▸ **Provided data**:
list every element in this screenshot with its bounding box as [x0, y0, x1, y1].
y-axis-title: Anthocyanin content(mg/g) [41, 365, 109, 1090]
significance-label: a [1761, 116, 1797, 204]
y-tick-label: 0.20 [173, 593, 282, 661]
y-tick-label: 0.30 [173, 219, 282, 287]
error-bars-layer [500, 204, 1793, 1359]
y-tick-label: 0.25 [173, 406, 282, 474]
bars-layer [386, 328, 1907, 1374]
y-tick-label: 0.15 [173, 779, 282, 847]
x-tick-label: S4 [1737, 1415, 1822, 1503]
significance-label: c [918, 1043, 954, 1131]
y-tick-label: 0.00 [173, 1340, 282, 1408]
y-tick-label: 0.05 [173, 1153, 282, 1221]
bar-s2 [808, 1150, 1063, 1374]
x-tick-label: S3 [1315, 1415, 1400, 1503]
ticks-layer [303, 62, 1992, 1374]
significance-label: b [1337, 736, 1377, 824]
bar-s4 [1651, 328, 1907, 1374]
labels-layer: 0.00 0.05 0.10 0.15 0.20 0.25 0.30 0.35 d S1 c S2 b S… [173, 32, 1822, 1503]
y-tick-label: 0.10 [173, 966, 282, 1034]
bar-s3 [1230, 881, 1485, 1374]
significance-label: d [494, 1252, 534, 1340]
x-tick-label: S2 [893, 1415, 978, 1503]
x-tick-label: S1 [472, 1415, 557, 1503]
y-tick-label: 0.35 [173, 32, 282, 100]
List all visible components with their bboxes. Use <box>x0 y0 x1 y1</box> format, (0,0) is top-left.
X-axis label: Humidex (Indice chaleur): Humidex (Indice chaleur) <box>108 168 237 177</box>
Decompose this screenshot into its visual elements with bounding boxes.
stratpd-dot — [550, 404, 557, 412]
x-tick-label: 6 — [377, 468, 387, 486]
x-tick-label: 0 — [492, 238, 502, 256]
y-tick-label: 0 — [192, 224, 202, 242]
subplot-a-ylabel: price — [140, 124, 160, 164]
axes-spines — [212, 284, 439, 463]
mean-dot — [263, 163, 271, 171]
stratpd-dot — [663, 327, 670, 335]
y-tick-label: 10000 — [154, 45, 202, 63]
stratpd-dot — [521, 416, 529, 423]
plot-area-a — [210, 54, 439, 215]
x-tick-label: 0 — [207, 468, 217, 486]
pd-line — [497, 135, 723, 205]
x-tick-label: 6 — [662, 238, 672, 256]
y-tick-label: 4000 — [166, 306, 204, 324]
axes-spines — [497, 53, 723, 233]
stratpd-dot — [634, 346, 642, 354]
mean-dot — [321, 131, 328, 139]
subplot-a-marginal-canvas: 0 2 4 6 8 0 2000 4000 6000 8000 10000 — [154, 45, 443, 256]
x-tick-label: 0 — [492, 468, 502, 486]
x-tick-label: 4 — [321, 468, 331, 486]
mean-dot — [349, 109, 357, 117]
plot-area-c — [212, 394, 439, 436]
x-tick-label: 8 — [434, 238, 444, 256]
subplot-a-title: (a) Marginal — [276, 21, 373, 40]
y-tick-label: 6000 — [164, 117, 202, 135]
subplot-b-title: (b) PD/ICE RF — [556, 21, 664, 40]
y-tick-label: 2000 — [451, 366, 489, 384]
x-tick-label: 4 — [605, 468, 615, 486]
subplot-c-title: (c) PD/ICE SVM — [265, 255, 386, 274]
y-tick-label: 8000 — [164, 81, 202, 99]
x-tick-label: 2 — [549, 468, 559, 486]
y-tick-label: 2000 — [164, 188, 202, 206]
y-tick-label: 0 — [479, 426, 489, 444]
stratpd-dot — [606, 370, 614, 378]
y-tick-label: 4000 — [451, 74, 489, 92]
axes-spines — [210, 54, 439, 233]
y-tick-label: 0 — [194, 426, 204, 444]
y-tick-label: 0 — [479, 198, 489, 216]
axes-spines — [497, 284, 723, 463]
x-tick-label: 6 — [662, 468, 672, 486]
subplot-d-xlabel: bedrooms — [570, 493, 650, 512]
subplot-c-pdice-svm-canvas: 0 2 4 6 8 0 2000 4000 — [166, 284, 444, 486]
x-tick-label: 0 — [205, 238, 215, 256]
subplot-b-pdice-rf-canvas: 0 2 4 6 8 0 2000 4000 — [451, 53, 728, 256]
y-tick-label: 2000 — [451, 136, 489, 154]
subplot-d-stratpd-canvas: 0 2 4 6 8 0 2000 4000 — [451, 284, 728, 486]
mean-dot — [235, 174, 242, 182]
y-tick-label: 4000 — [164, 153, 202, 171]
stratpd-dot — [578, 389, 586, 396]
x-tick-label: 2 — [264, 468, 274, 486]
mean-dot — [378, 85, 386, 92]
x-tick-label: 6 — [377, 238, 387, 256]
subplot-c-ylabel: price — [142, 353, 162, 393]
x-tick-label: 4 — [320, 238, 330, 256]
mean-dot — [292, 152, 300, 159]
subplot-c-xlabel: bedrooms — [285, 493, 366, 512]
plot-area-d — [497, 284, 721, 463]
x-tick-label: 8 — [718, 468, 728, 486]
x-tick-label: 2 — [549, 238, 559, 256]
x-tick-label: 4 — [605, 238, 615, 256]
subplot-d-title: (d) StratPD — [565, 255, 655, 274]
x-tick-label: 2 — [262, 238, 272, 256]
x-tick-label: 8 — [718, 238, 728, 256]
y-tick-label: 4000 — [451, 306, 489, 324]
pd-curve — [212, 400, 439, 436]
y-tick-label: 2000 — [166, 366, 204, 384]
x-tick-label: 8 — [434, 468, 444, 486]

▸ **What the task asks**: Put every line of the records above into a numbered list, and leave out any blank lines.

▸ **Solution to this exercise**:
1. list every element in this screenshot with its bounding box as [x0, y0, x1, y1].
2. y-axis-title: Anthocyanin content(mg/g) [41, 365, 109, 1090]
3. significance-label: a [1761, 116, 1797, 204]
4. y-tick-label: 0.20 [173, 593, 282, 661]
5. y-tick-label: 0.30 [173, 219, 282, 287]
6. error-bars-layer [500, 204, 1793, 1359]
7. y-tick-label: 0.25 [173, 406, 282, 474]
8. bars-layer [386, 328, 1907, 1374]
9. y-tick-label: 0.15 [173, 779, 282, 847]
10. x-tick-label: S4 [1737, 1415, 1822, 1503]
11. significance-label: c [918, 1043, 954, 1131]
12. y-tick-label: 0.00 [173, 1340, 282, 1408]
13. y-tick-label: 0.05 [173, 1153, 282, 1221]
14. bar-s2 [808, 1150, 1063, 1374]
15. x-tick-label: S3 [1315, 1415, 1400, 1503]
16. ticks-layer [303, 62, 1992, 1374]
17. significance-label: b [1337, 736, 1377, 824]
18. bar-s4 [1651, 328, 1907, 1374]
19. labels-layer: 0.00 0.05 0.10 0.15 0.20 0.25 0.30 0.35 d S1 c S2 b S… [173, 32, 1822, 1503]
20. y-tick-label: 0.10 [173, 966, 282, 1034]
21. bar-s3 [1230, 881, 1485, 1374]
22. significance-label: d [494, 1252, 534, 1340]
23. x-tick-label: S2 [893, 1415, 978, 1503]
24. x-tick-label: S1 [472, 1415, 557, 1503]
25. y-tick-label: 0.35 [173, 32, 282, 100]
26. List all visible components with their bboxes. Use <box>x0 y0 x1 y1</box> format, (0,0) is top-left.
27. X-axis label: Humidex (Indice chaleur): Humidex (Indice chaleur) <box>108 168 237 177</box>
28. Decompose this screenshot into its visual elements with bounding boxes.
29. stratpd-dot — [550, 404, 557, 412]
30. x-tick-label: 6 — [377, 468, 387, 486]
31. x-tick-label: 0 — [492, 238, 502, 256]
32. y-tick-label: 0 — [192, 224, 202, 242]
33. subplot-a-ylabel: price — [140, 124, 160, 164]
34. axes-spines — [212, 284, 439, 463]
35. mean-dot — [263, 163, 271, 171]
36. stratpd-dot — [663, 327, 670, 335]
37. y-tick-label: 10000 — [154, 45, 202, 63]
38. stratpd-dot — [521, 416, 529, 423]
39. plot-area-a — [210, 54, 439, 215]
40. x-tick-label: 0 — [207, 468, 217, 486]
41. pd-line — [497, 135, 723, 205]
42. x-tick-label: 6 — [662, 238, 672, 256]
43. y-tick-label: 4000 — [166, 306, 204, 324]
44. axes-spines — [497, 53, 723, 233]
45. stratpd-dot — [634, 346, 642, 354]
46. mean-dot — [321, 131, 328, 139]
47. subplot-a-marginal-canvas: 0 2 4 6 8 0 2000 4000 6000 8000 10000 — [154, 45, 443, 256]
48. x-tick-label: 0 — [492, 468, 502, 486]
49. x-tick-label: 4 — [321, 468, 331, 486]
50. mean-dot — [349, 109, 357, 117]
51. plot-area-c — [212, 394, 439, 436]
52. x-tick-label: 8 — [434, 238, 444, 256]
53. subplot-a-title: (a) Marginal — [276, 21, 373, 40]
54. y-tick-label: 6000 — [164, 117, 202, 135]
55. subplot-b-title: (b) PD/ICE RF — [556, 21, 664, 40]
56. y-tick-label: 2000 — [451, 366, 489, 384]
57. x-tick-label: 4 — [605, 468, 615, 486]
58. subplot-c-title: (c) PD/ICE SVM — [265, 255, 386, 274]
59. y-tick-label: 8000 — [164, 81, 202, 99]
60. x-tick-label: 2 — [549, 468, 559, 486]
61. y-tick-label: 2000 — [164, 188, 202, 206]
62. y-tick-label: 0 — [479, 426, 489, 444]
63. stratpd-dot — [606, 370, 614, 378]
64. y-tick-label: 4000 — [451, 74, 489, 92]
65. axes-spines — [210, 54, 439, 233]
66. y-tick-label: 0 — [194, 426, 204, 444]
67. y-tick-label: 0 — [479, 198, 489, 216]
68. axes-spines — [497, 284, 723, 463]
69. x-tick-label: 6 — [662, 468, 672, 486]
70. subplot-d-xlabel: bedrooms — [570, 493, 650, 512]
71. subplot-c-pdice-svm-canvas: 0 2 4 6 8 0 2000 4000 — [166, 284, 444, 486]
72. x-tick-label: 0 — [205, 238, 215, 256]
73. subplot-b-pdice-rf-canvas: 0 2 4 6 8 0 2000 4000 — [451, 53, 728, 256]
74. y-tick-label: 2000 — [451, 136, 489, 154]
75. subplot-d-stratpd-canvas: 0 2 4 6 8 0 2000 4000 — [451, 284, 728, 486]
76. mean-dot — [235, 174, 242, 182]
77. y-tick-label: 4000 — [164, 153, 202, 171]
78. stratpd-dot — [578, 389, 586, 396]
79. x-tick-label: 2 — [264, 468, 274, 486]
80. mean-dot — [378, 85, 386, 92]
81. x-tick-label: 6 — [377, 238, 387, 256]
82. subplot-c-ylabel: price — [142, 353, 162, 393]
83. x-tick-label: 4 — [320, 238, 330, 256]
84. mean-dot — [292, 152, 300, 159]
85. subplot-c-xlabel: bedrooms — [285, 493, 366, 512]
86. plot-area-d — [497, 284, 721, 463]
87. x-tick-label: 8 — [718, 468, 728, 486]
88. x-tick-label: 2 — [549, 238, 559, 256]
89. x-tick-label: 4 — [605, 238, 615, 256]
90. subplot-d-title: (d) StratPD — [565, 255, 655, 274]
91. x-tick-label: 2 — [262, 238, 272, 256]
92. x-tick-label: 8 — [718, 238, 728, 256]
93. y-tick-label: 4000 — [451, 306, 489, 324]
94. pd-curve — [212, 400, 439, 436]
95. y-tick-label: 2000 — [166, 366, 204, 384]
96. x-tick-label: 8 — [434, 468, 444, 486]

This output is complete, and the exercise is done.